• Requirement: Show all lines from the data that include the word "ylabel".

• Data entries for graphics:
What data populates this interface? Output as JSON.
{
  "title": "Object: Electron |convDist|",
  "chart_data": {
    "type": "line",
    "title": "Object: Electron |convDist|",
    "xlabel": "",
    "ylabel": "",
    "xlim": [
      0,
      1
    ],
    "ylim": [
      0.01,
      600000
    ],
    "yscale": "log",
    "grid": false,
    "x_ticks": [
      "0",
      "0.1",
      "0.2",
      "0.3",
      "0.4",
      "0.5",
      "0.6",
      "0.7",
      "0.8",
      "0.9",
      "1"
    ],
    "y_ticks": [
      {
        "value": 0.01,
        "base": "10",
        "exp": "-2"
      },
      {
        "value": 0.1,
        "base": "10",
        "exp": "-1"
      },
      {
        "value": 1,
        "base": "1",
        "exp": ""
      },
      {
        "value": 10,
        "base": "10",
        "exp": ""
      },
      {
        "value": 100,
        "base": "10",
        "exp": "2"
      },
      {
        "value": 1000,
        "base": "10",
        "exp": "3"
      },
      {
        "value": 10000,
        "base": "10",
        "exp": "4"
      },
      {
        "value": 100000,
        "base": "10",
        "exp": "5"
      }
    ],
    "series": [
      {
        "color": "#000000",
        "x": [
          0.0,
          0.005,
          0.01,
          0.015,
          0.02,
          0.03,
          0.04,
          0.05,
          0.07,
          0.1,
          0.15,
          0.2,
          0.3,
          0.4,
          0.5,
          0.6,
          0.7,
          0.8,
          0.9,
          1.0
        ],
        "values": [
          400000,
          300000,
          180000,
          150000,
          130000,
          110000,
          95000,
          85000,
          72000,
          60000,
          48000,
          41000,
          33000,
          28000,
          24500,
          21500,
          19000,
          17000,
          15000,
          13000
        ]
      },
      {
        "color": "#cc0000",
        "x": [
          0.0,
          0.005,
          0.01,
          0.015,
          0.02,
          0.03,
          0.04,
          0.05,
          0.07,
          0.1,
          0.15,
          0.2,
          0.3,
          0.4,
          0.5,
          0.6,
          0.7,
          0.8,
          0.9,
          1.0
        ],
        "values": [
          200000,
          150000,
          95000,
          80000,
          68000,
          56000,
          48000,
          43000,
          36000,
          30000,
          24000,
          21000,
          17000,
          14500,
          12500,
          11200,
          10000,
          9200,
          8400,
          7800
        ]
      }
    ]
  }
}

...

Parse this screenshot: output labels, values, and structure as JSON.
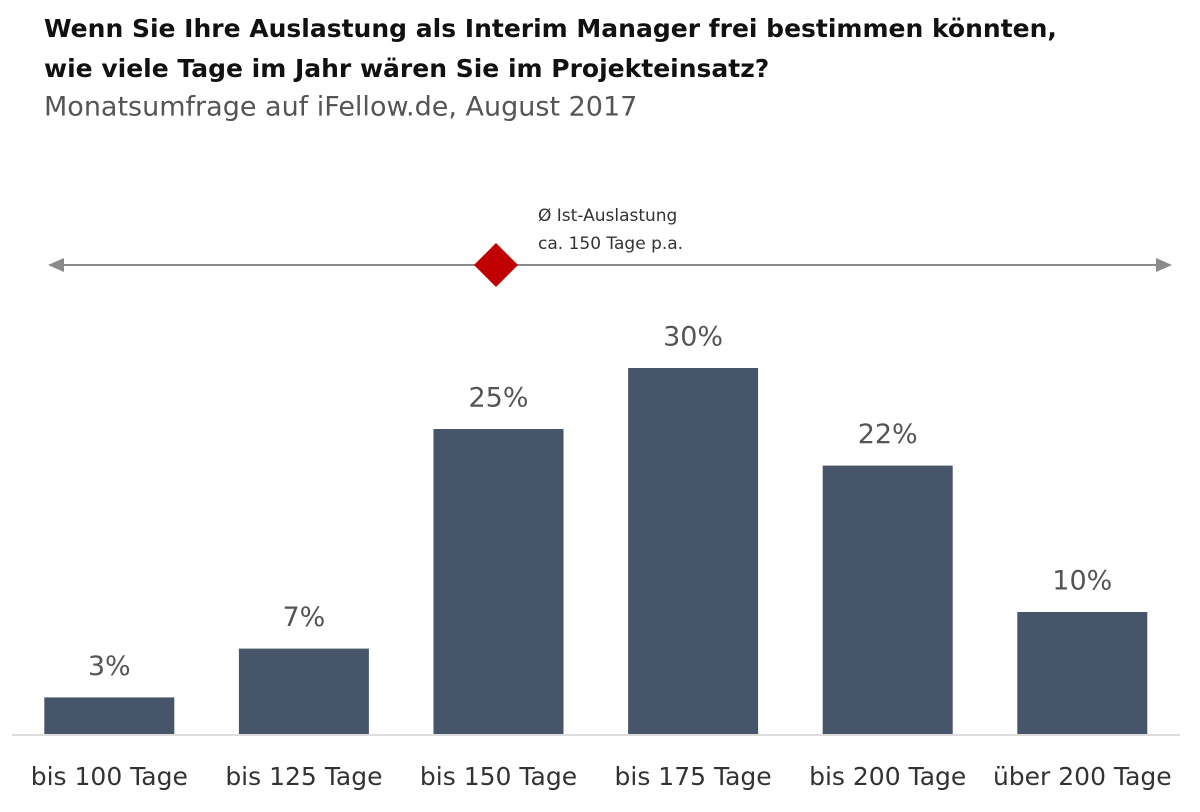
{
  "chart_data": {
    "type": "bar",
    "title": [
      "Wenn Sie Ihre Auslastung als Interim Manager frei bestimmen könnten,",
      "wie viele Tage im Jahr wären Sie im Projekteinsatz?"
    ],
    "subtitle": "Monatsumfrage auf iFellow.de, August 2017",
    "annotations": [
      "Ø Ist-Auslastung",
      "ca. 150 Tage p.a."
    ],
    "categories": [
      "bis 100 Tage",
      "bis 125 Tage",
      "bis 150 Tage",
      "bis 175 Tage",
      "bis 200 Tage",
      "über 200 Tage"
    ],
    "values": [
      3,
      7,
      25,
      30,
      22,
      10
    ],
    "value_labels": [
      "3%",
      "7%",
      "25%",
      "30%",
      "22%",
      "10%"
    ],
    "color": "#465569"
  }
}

* * *

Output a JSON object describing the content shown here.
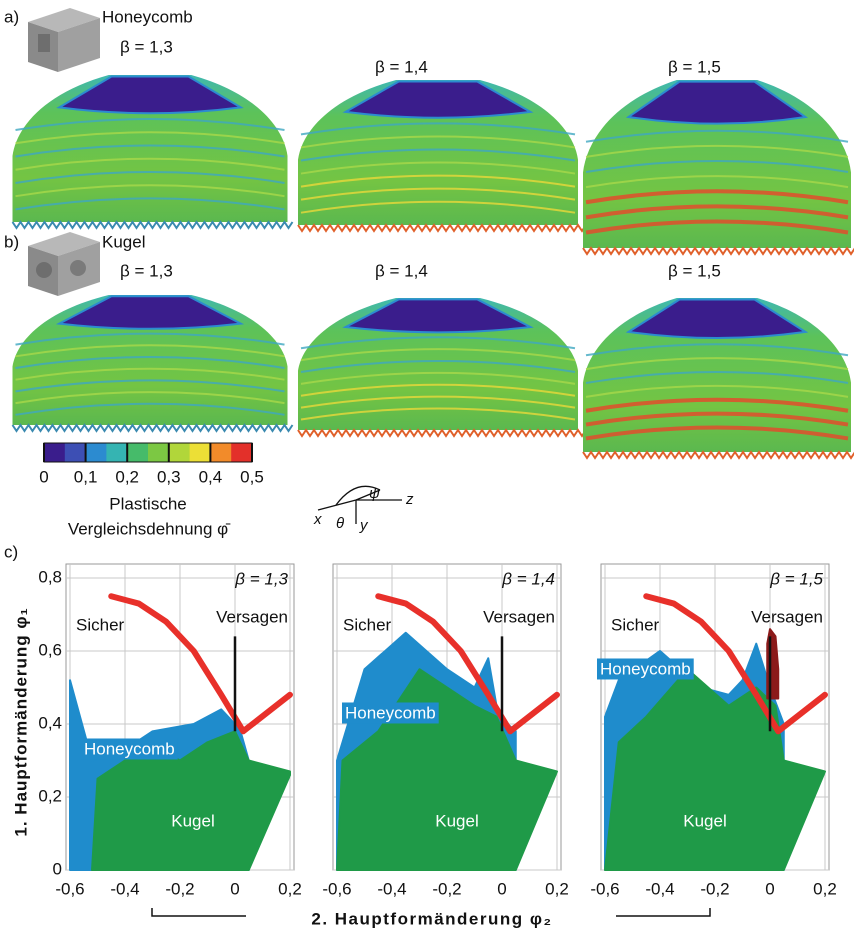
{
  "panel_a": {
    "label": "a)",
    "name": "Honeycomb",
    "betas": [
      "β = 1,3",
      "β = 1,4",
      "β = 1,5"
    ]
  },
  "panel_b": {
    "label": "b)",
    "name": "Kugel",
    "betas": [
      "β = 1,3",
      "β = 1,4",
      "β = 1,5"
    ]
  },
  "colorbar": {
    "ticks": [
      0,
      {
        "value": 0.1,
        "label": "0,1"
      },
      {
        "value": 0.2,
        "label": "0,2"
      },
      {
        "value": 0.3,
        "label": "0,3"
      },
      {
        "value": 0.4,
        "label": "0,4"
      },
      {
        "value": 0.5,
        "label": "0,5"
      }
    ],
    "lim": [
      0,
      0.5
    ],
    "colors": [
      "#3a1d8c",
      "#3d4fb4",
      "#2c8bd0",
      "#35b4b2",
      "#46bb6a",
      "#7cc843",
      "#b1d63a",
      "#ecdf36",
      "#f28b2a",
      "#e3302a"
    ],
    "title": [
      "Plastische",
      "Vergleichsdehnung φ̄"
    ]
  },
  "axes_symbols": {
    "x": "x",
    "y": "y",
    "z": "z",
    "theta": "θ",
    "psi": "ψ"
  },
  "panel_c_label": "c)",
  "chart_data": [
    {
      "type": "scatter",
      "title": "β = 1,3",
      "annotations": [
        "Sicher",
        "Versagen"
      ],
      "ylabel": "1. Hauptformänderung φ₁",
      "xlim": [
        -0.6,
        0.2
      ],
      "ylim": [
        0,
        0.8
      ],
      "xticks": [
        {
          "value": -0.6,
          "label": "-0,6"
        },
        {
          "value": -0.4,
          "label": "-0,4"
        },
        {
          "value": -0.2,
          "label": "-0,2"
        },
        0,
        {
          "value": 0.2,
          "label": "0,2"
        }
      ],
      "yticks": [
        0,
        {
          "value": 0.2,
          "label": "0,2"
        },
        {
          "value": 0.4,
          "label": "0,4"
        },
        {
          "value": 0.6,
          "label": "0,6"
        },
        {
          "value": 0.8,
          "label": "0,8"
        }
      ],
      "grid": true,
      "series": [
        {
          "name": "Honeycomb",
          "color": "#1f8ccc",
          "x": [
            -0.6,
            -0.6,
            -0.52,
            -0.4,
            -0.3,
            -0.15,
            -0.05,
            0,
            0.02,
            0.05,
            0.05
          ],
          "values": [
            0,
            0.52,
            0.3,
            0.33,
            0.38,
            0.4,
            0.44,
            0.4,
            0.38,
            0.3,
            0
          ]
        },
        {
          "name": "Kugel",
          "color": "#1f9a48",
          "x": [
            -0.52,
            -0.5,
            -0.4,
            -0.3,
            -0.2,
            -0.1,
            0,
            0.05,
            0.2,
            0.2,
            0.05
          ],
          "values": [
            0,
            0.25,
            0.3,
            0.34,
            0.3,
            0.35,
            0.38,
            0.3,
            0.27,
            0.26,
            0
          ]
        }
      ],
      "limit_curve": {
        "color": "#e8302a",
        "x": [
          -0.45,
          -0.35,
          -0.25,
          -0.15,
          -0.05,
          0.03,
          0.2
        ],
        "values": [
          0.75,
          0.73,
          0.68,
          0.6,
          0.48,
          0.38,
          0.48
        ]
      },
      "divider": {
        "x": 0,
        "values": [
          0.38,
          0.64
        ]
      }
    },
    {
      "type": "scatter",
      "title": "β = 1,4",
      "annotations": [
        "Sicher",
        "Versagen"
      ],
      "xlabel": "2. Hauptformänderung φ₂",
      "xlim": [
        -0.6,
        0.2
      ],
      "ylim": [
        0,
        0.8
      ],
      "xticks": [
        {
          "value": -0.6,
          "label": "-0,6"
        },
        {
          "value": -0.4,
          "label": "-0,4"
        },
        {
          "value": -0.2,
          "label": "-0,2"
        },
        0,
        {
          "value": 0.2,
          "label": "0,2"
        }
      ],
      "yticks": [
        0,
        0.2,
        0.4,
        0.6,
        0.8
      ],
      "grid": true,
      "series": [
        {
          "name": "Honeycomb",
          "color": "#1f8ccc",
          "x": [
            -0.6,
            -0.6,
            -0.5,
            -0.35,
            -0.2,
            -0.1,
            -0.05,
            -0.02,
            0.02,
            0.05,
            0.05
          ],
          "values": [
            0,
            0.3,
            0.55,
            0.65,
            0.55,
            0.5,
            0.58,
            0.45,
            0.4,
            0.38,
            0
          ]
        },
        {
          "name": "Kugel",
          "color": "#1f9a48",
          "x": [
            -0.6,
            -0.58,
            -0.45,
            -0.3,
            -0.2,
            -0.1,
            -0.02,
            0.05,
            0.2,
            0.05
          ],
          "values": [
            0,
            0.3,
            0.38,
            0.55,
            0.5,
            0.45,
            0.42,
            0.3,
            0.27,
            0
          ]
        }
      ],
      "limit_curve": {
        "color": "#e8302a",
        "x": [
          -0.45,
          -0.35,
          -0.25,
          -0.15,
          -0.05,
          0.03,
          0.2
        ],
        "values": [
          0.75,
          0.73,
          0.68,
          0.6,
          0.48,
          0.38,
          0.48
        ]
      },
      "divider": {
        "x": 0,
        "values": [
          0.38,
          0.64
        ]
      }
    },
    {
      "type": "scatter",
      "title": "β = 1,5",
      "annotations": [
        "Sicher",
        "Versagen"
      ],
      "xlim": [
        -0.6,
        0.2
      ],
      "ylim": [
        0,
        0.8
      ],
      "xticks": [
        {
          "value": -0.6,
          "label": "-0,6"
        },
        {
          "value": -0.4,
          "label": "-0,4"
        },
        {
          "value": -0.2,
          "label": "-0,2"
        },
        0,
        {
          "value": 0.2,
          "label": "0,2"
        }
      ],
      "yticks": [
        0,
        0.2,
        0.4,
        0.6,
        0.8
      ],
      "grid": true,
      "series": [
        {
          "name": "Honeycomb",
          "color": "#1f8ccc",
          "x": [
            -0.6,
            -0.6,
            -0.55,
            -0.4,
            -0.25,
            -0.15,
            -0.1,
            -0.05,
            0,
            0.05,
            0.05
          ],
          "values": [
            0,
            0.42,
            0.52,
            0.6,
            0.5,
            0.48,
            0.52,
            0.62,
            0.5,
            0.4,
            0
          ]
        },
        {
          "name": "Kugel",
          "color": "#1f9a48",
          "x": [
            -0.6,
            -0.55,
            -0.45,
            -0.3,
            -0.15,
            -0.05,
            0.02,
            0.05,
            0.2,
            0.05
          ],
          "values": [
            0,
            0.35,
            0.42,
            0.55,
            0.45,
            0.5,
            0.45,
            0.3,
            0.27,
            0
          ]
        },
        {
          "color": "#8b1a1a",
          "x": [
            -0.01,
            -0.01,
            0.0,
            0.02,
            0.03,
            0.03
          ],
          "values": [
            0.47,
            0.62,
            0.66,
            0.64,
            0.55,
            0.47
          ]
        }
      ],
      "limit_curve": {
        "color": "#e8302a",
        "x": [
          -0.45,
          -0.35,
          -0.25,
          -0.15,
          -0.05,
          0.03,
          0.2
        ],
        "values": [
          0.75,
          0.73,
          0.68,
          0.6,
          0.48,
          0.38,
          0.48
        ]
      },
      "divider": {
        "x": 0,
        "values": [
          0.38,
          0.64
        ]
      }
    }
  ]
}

• Solution:
    "ylabel": "",
      "ylabel": "1. Hauptformänderung φ₁",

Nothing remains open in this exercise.